-------- Record set
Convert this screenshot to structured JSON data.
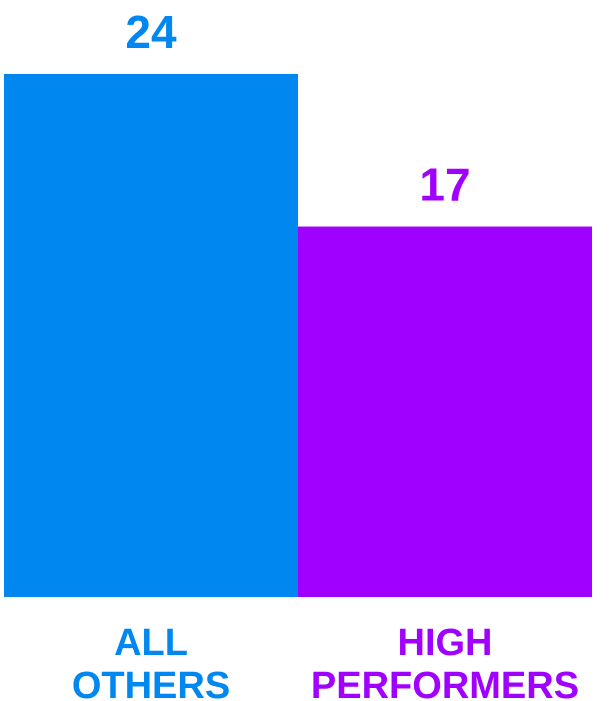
{
  "chart_data": {
    "type": "bar",
    "title": "",
    "xlabel": "",
    "ylabel": "",
    "categories": [
      {
        "lines": [
          "ALL",
          "OTHERS"
        ]
      },
      {
        "lines": [
          "HIGH",
          "PERFORMERS"
        ]
      }
    ],
    "values": [
      24,
      17
    ],
    "data_labels": [
      "24",
      "17"
    ],
    "colors": [
      "#0088f0",
      "#a000ff"
    ],
    "ylim": [
      0,
      24
    ],
    "grid": false
  }
}
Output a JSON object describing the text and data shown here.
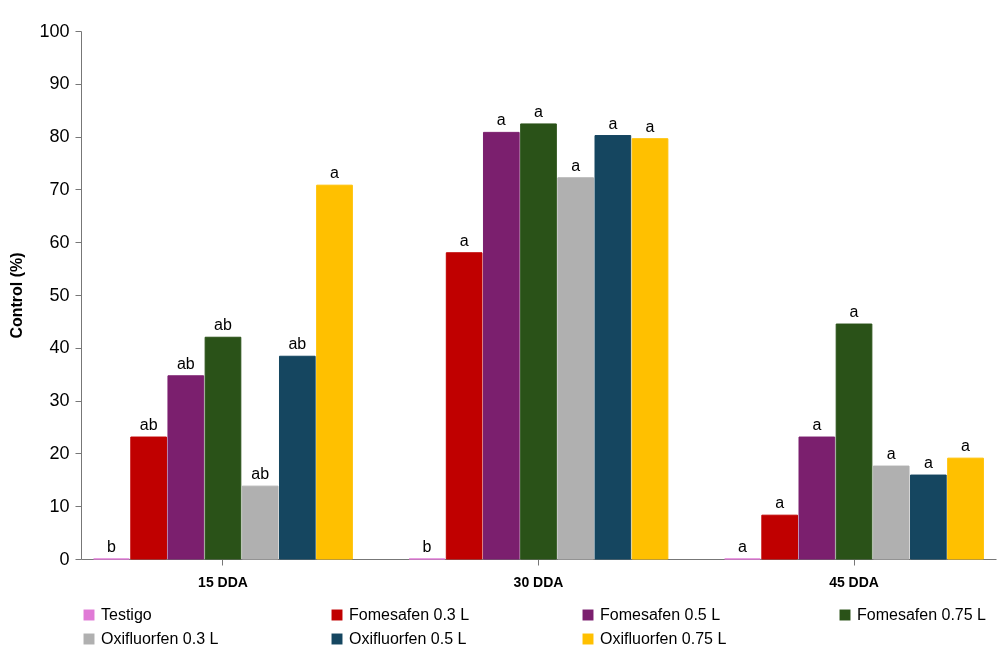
{
  "chart_data": {
    "type": "bar",
    "ylabel": "Control (%)",
    "categories": [
      "15 DDA",
      "30 DDA",
      "45 DDA"
    ],
    "ylim": [
      0,
      100
    ],
    "yticks": [
      0,
      10,
      20,
      30,
      40,
      50,
      60,
      70,
      80,
      90,
      100
    ],
    "grid": false,
    "legend": "bottom",
    "series": [
      {
        "name": "Testigo",
        "color": "#e07ad6",
        "values": [
          0,
          0,
          0
        ],
        "value_labels": [
          "b",
          "b",
          "a"
        ]
      },
      {
        "name": "Fomesafen 0.3 L",
        "color": "#c00000",
        "values": [
          23.1,
          58,
          8.3
        ],
        "value_labels": [
          "ab",
          "a",
          "a"
        ]
      },
      {
        "name": "Fomesafen 0.5 L",
        "color": "#7b1f6e",
        "values": [
          34.7,
          80.8,
          23.1
        ],
        "value_labels": [
          "ab",
          "a",
          "a"
        ]
      },
      {
        "name": "Fomesafen 0.75 L",
        "color": "#2a5218",
        "values": [
          42,
          82.4,
          44.5
        ],
        "value_labels": [
          "ab",
          "a",
          "a"
        ]
      },
      {
        "name": "Oxifluorfen 0.3 L",
        "color": "#b0b0b0",
        "values": [
          13.8,
          72.2,
          17.6
        ],
        "value_labels": [
          "ab",
          "a",
          "a"
        ]
      },
      {
        "name": "Oxifluorfen 0.5 L",
        "color": "#154660",
        "values": [
          38.4,
          80.2,
          15.9
        ],
        "value_labels": [
          "ab",
          "a",
          "a"
        ]
      },
      {
        "name": "Oxifluorfen 0.75 L",
        "color": "#ffc000",
        "values": [
          70.8,
          79.6,
          19.1
        ],
        "value_labels": [
          "a",
          "a",
          "a"
        ]
      }
    ]
  }
}
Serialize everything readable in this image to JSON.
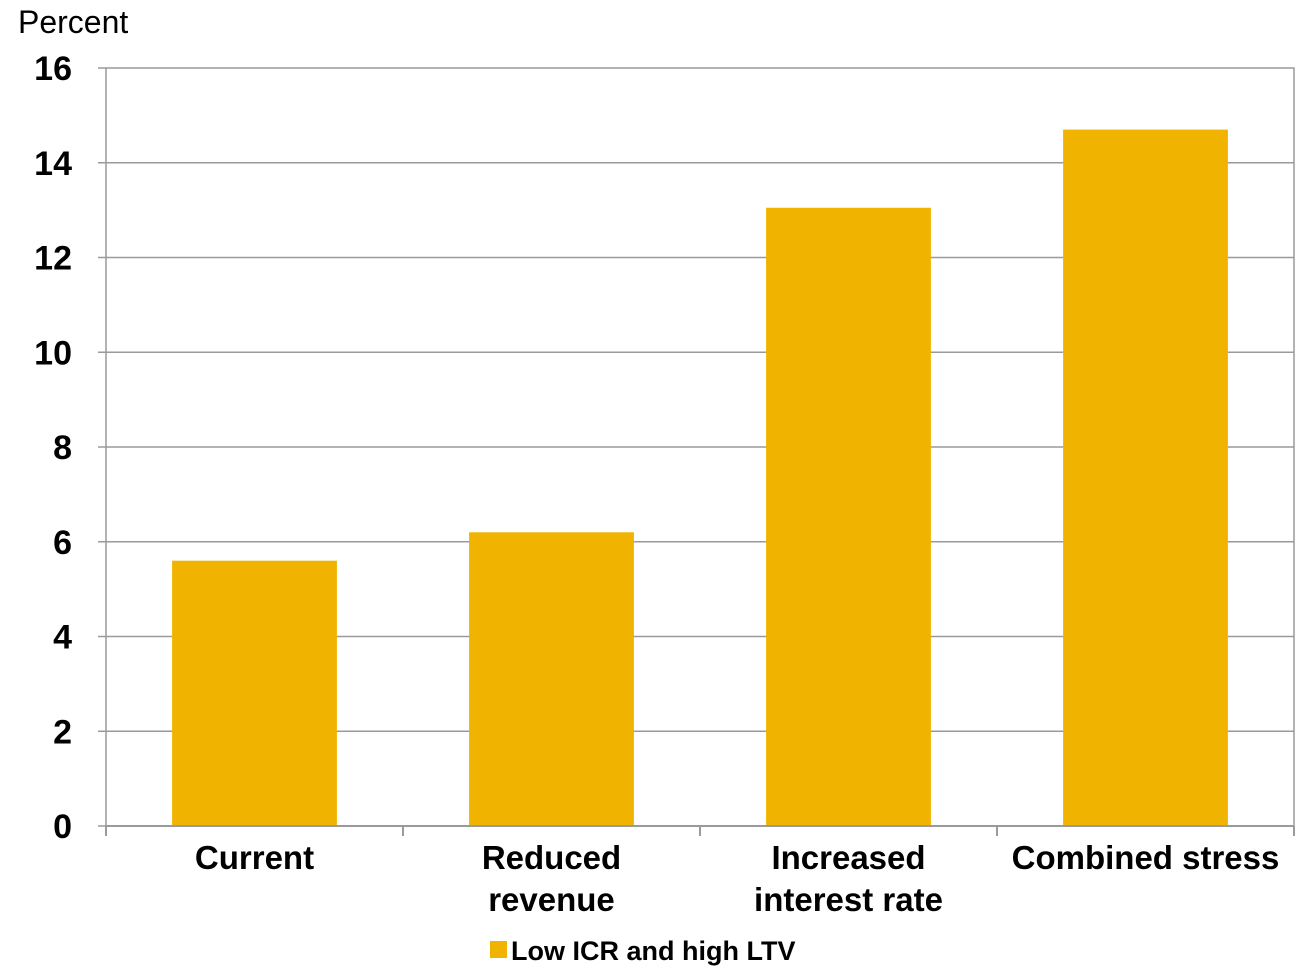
{
  "chart_data": {
    "type": "bar",
    "title": "",
    "xlabel": "",
    "ylabel": "Percent",
    "ylim": [
      0,
      16
    ],
    "yticks": [
      0,
      2,
      4,
      6,
      8,
      10,
      12,
      14,
      16
    ],
    "grid": true,
    "legend_position": "bottom-center",
    "categories": [
      [
        "Current"
      ],
      [
        "Reduced",
        "revenue"
      ],
      [
        "Increased",
        "interest rate"
      ],
      [
        "Combined stress"
      ]
    ],
    "series": [
      {
        "name": "Low ICR and high LTV",
        "color": "#F0B400",
        "values": [
          5.6,
          6.2,
          13.05,
          14.7
        ]
      }
    ]
  }
}
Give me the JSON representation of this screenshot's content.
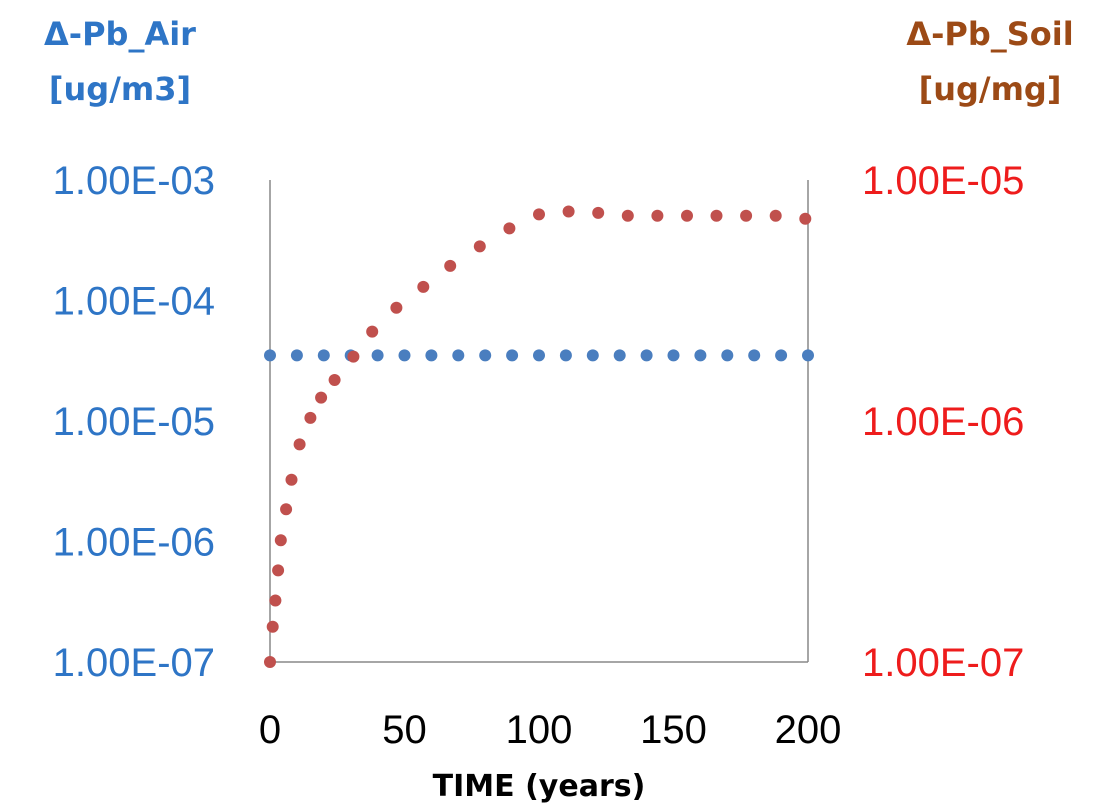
{
  "chart_data": {
    "type": "scatter",
    "xlabel": "TIME (years)",
    "xlim": [
      0,
      200
    ],
    "x_ticks": [
      "0",
      "50",
      "100",
      "150",
      "200"
    ],
    "x_tick_values": [
      0,
      50,
      100,
      150,
      200
    ],
    "left_axis": {
      "title_line1": "Δ-Pb_Air",
      "title_line2": "[ug/m3]",
      "scale": "log",
      "range": [
        1e-07,
        0.001
      ],
      "ticks": [
        "1.00E-07",
        "1.00E-06",
        "1.00E-05",
        "1.00E-04",
        "1.00E-03"
      ],
      "tick_values": [
        1e-07,
        1e-06,
        1e-05,
        0.0001,
        0.001
      ],
      "color": "#2e75c6"
    },
    "right_axis": {
      "title_line1": "Δ-Pb_Soil",
      "title_line2": "[ug/mg]",
      "scale": "log",
      "range": [
        1e-07,
        1e-05
      ],
      "ticks": [
        "1.00E-07",
        "1.00E-06",
        "1.00E-05"
      ],
      "tick_values": [
        1e-07,
        1e-06,
        1e-05
      ],
      "title_color": "#9c4a16",
      "tick_color": "#ee1c1c"
    },
    "series": [
      {
        "axis": "left",
        "color": "#4a7ebf",
        "x": [
          0,
          10,
          20,
          30,
          40,
          50,
          60,
          70,
          80,
          90,
          100,
          110,
          120,
          130,
          140,
          150,
          160,
          170,
          180,
          190,
          200
        ],
        "y": [
          3.5e-05,
          3.5e-05,
          3.5e-05,
          3.5e-05,
          3.5e-05,
          3.5e-05,
          3.5e-05,
          3.5e-05,
          3.5e-05,
          3.5e-05,
          3.5e-05,
          3.5e-05,
          3.5e-05,
          3.5e-05,
          3.5e-05,
          3.5e-05,
          3.5e-05,
          3.5e-05,
          3.5e-05,
          3.5e-05,
          3.5e-05
        ]
      },
      {
        "axis": "right",
        "color": "#c0504d",
        "x": [
          0,
          1,
          2,
          3,
          4,
          6,
          8,
          11,
          15,
          19,
          24,
          31,
          38,
          47,
          57,
          67,
          78,
          89,
          100,
          111,
          122,
          133,
          144,
          155,
          166,
          177,
          188,
          199
        ],
        "y": [
          1e-07,
          1.4e-07,
          1.8e-07,
          2.4e-07,
          3.2e-07,
          4.3e-07,
          5.7e-07,
          8e-07,
          1.03e-06,
          1.25e-06,
          1.48e-06,
          1.85e-06,
          2.35e-06,
          2.95e-06,
          3.6e-06,
          4.4e-06,
          5.3e-06,
          6.3e-06,
          7.2e-06,
          7.4e-06,
          7.3e-06,
          7.1e-06,
          7.1e-06,
          7.1e-06,
          7.1e-06,
          7.1e-06,
          7.1e-06,
          6.9e-06
        ]
      }
    ]
  }
}
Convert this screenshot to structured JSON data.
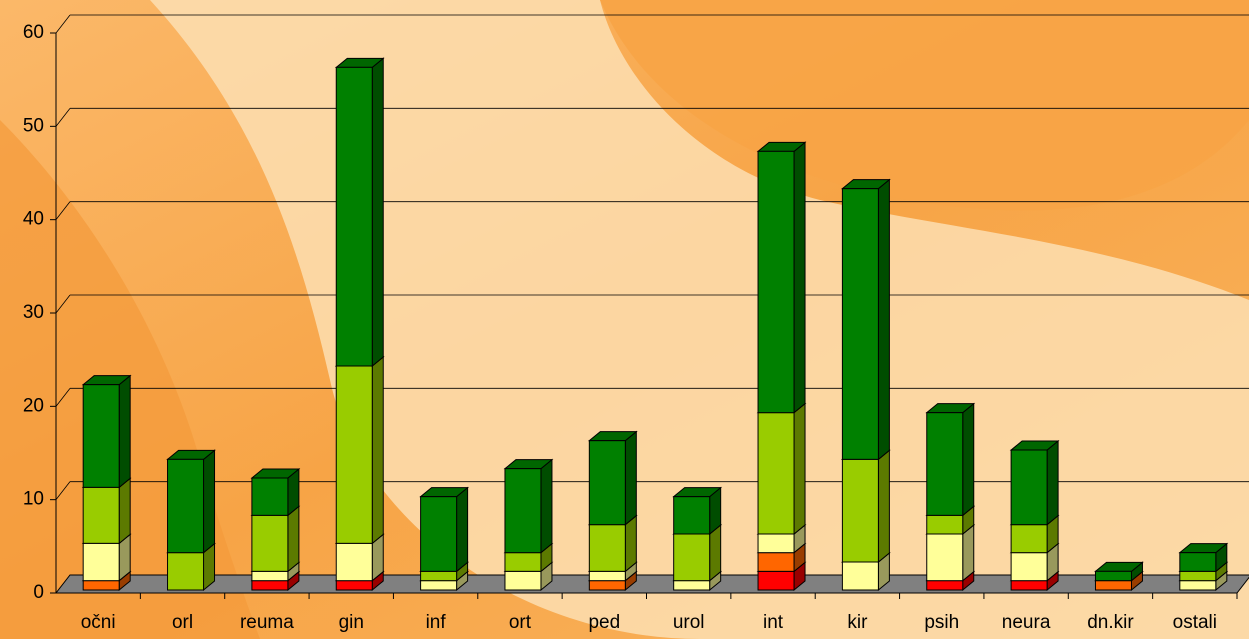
{
  "chart_data": {
    "type": "bar3d_stacked",
    "categories": [
      "očni",
      "orl",
      "reuma",
      "gin",
      "inf",
      "ort",
      "ped",
      "urol",
      "int",
      "kir",
      "psih",
      "neura",
      "dn.kir",
      "ostali"
    ],
    "series": [
      {
        "color": "#ff0000",
        "values": [
          0,
          0,
          1,
          1,
          0,
          0,
          0,
          0,
          2,
          0,
          1,
          1,
          0,
          0
        ]
      },
      {
        "color": "#ff6600",
        "values": [
          1,
          0,
          0,
          0,
          0,
          0,
          1,
          0,
          2,
          0,
          0,
          0,
          1,
          0
        ]
      },
      {
        "color": "#ffff99",
        "values": [
          4,
          0,
          1,
          4,
          1,
          2,
          1,
          1,
          2,
          3,
          5,
          3,
          0,
          1
        ]
      },
      {
        "color": "#99cc00",
        "values": [
          6,
          4,
          6,
          19,
          1,
          2,
          5,
          5,
          13,
          11,
          2,
          3,
          0,
          1
        ]
      },
      {
        "color": "#008000",
        "values": [
          11,
          10,
          4,
          32,
          8,
          9,
          9,
          4,
          28,
          29,
          11,
          8,
          1,
          2
        ]
      }
    ],
    "ylim": [
      0,
      60
    ],
    "yticks": [
      0,
      10,
      20,
      30,
      40,
      50,
      60
    ],
    "grid": true
  }
}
----------------
[Written task] All the records need to be repeated exactly, with the images dropped.

[Full answer]
Convert this screenshot to structured JSON data.
{
  "chart_data": {
    "type": "bar",
    "title": "",
    "xlabel": "",
    "ylabel": "",
    "categories": [
      {
        "lines": [
          "ALL",
          "OTHERS"
        ]
      },
      {
        "lines": [
          "HIGH",
          "PERFORMERS"
        ]
      }
    ],
    "values": [
      24,
      17
    ],
    "data_labels": [
      "24",
      "17"
    ],
    "colors": [
      "#0088f0",
      "#a000ff"
    ],
    "ylim": [
      0,
      24
    ],
    "grid": false
  }
}
Output a JSON object describing the text and data shown here.
{
  "chart_data": {
    "type": "bar",
    "ylabel": "Control (%)",
    "categories": [
      "15 DDA",
      "30 DDA",
      "45 DDA"
    ],
    "ylim": [
      0,
      100
    ],
    "yticks": [
      0,
      10,
      20,
      30,
      40,
      50,
      60,
      70,
      80,
      90,
      100
    ],
    "grid": false,
    "legend": "bottom",
    "series": [
      {
        "name": "Testigo",
        "color": "#e07ad6",
        "values": [
          0,
          0,
          0
        ],
        "value_labels": [
          "b",
          "b",
          "a"
        ]
      },
      {
        "name": "Fomesafen 0.3 L",
        "color": "#c00000",
        "values": [
          23.1,
          58,
          8.3
        ],
        "value_labels": [
          "ab",
          "a",
          "a"
        ]
      },
      {
        "name": "Fomesafen 0.5 L",
        "color": "#7b1f6e",
        "values": [
          34.7,
          80.8,
          23.1
        ],
        "value_labels": [
          "ab",
          "a",
          "a"
        ]
      },
      {
        "name": "Fomesafen 0.75 L",
        "color": "#2a5218",
        "values": [
          42,
          82.4,
          44.5
        ],
        "value_labels": [
          "ab",
          "a",
          "a"
        ]
      },
      {
        "name": "Oxifluorfen 0.3 L",
        "color": "#b0b0b0",
        "values": [
          13.8,
          72.2,
          17.6
        ],
        "value_labels": [
          "ab",
          "a",
          "a"
        ]
      },
      {
        "name": "Oxifluorfen 0.5 L",
        "color": "#154660",
        "values": [
          38.4,
          80.2,
          15.9
        ],
        "value_labels": [
          "ab",
          "a",
          "a"
        ]
      },
      {
        "name": "Oxifluorfen 0.75 L",
        "color": "#ffc000",
        "values": [
          70.8,
          79.6,
          19.1
        ],
        "value_labels": [
          "a",
          "a",
          "a"
        ]
      }
    ]
  }
}
Serialize everything readable in this image to JSON.
{
  "chart_data": {
    "type": "bar",
    "title": "",
    "xlabel": "",
    "ylabel": "Percent",
    "ylim": [
      0,
      16
    ],
    "yticks": [
      0,
      2,
      4,
      6,
      8,
      10,
      12,
      14,
      16
    ],
    "grid": true,
    "legend_position": "bottom-center",
    "categories": [
      [
        "Current"
      ],
      [
        "Reduced",
        "revenue"
      ],
      [
        "Increased",
        "interest rate"
      ],
      [
        "Combined stress"
      ]
    ],
    "series": [
      {
        "name": "Low ICR and high LTV",
        "color": "#F0B400",
        "values": [
          5.6,
          6.2,
          13.05,
          14.7
        ]
      }
    ]
  }
}
Give me the JSON representation of this screenshot's content.
{
  "chart_data": {
    "type": "scatter",
    "xlabel": "TIME (years)",
    "xlim": [
      0,
      200
    ],
    "x_ticks": [
      "0",
      "50",
      "100",
      "150",
      "200"
    ],
    "x_tick_values": [
      0,
      50,
      100,
      150,
      200
    ],
    "left_axis": {
      "title_line1": "Δ-Pb_Air",
      "title_line2": "[ug/m3]",
      "scale": "log",
      "range": [
        1e-07,
        0.001
      ],
      "ticks": [
        "1.00E-07",
        "1.00E-06",
        "1.00E-05",
        "1.00E-04",
        "1.00E-03"
      ],
      "tick_values": [
        1e-07,
        1e-06,
        1e-05,
        0.0001,
        0.001
      ],
      "color": "#2e75c6"
    },
    "right_axis": {
      "title_line1": "Δ-Pb_Soil",
      "title_line2": "[ug/mg]",
      "scale": "log",
      "range": [
        1e-07,
        1e-05
      ],
      "ticks": [
        "1.00E-07",
        "1.00E-06",
        "1.00E-05"
      ],
      "tick_values": [
        1e-07,
        1e-06,
        1e-05
      ],
      "title_color": "#9c4a16",
      "tick_color": "#ee1c1c"
    },
    "series": [
      {
        "axis": "left",
        "color": "#4a7ebf",
        "x": [
          0,
          10,
          20,
          30,
          40,
          50,
          60,
          70,
          80,
          90,
          100,
          110,
          120,
          130,
          140,
          150,
          160,
          170,
          180,
          190,
          200
        ],
        "y": [
          3.5e-05,
          3.5e-05,
          3.5e-05,
          3.5e-05,
          3.5e-05,
          3.5e-05,
          3.5e-05,
          3.5e-05,
          3.5e-05,
          3.5e-05,
          3.5e-05,
          3.5e-05,
          3.5e-05,
          3.5e-05,
          3.5e-05,
          3.5e-05,
          3.5e-05,
          3.5e-05,
          3.5e-05,
          3.5e-05,
          3.5e-05
        ]
      },
      {
        "axis": "right",
        "color": "#c0504d",
        "x": [
          0,
          1,
          2,
          3,
          4,
          6,
          8,
          11,
          15,
          19,
          24,
          31,
          38,
          47,
          57,
          67,
          78,
          89,
          100,
          111,
          122,
          133,
          144,
          155,
          166,
          177,
          188,
          199
        ],
        "y": [
          1e-07,
          1.4e-07,
          1.8e-07,
          2.4e-07,
          3.2e-07,
          4.3e-07,
          5.7e-07,
          8e-07,
          1.03e-06,
          1.25e-06,
          1.48e-06,
          1.85e-06,
          2.35e-06,
          2.95e-06,
          3.6e-06,
          4.4e-06,
          5.3e-06,
          6.3e-06,
          7.2e-06,
          7.4e-06,
          7.3e-06,
          7.1e-06,
          7.1e-06,
          7.1e-06,
          7.1e-06,
          7.1e-06,
          7.1e-06,
          6.9e-06
        ]
      }
    ]
  }
}
Convert this screenshot to structured JSON data.
{
  "chart_data": {
    "type": "bar3d_stacked",
    "categories": [
      "očni",
      "orl",
      "reuma",
      "gin",
      "inf",
      "ort",
      "ped",
      "urol",
      "int",
      "kir",
      "psih",
      "neura",
      "dn.kir",
      "ostali"
    ],
    "series": [
      {
        "color": "#ff0000",
        "values": [
          0,
          0,
          1,
          1,
          0,
          0,
          0,
          0,
          2,
          0,
          1,
          1,
          0,
          0
        ]
      },
      {
        "color": "#ff6600",
        "values": [
          1,
          0,
          0,
          0,
          0,
          0,
          1,
          0,
          2,
          0,
          0,
          0,
          1,
          0
        ]
      },
      {
        "color": "#ffff99",
        "values": [
          4,
          0,
          1,
          4,
          1,
          2,
          1,
          1,
          2,
          3,
          5,
          3,
          0,
          1
        ]
      },
      {
        "color": "#99cc00",
        "values": [
          6,
          4,
          6,
          19,
          1,
          2,
          5,
          5,
          13,
          11,
          2,
          3,
          0,
          1
        ]
      },
      {
        "color": "#008000",
        "values": [
          11,
          10,
          4,
          32,
          8,
          9,
          9,
          4,
          28,
          29,
          11,
          8,
          1,
          2
        ]
      }
    ],
    "ylim": [
      0,
      60
    ],
    "yticks": [
      0,
      10,
      20,
      30,
      40,
      50,
      60
    ],
    "grid": true
  }
}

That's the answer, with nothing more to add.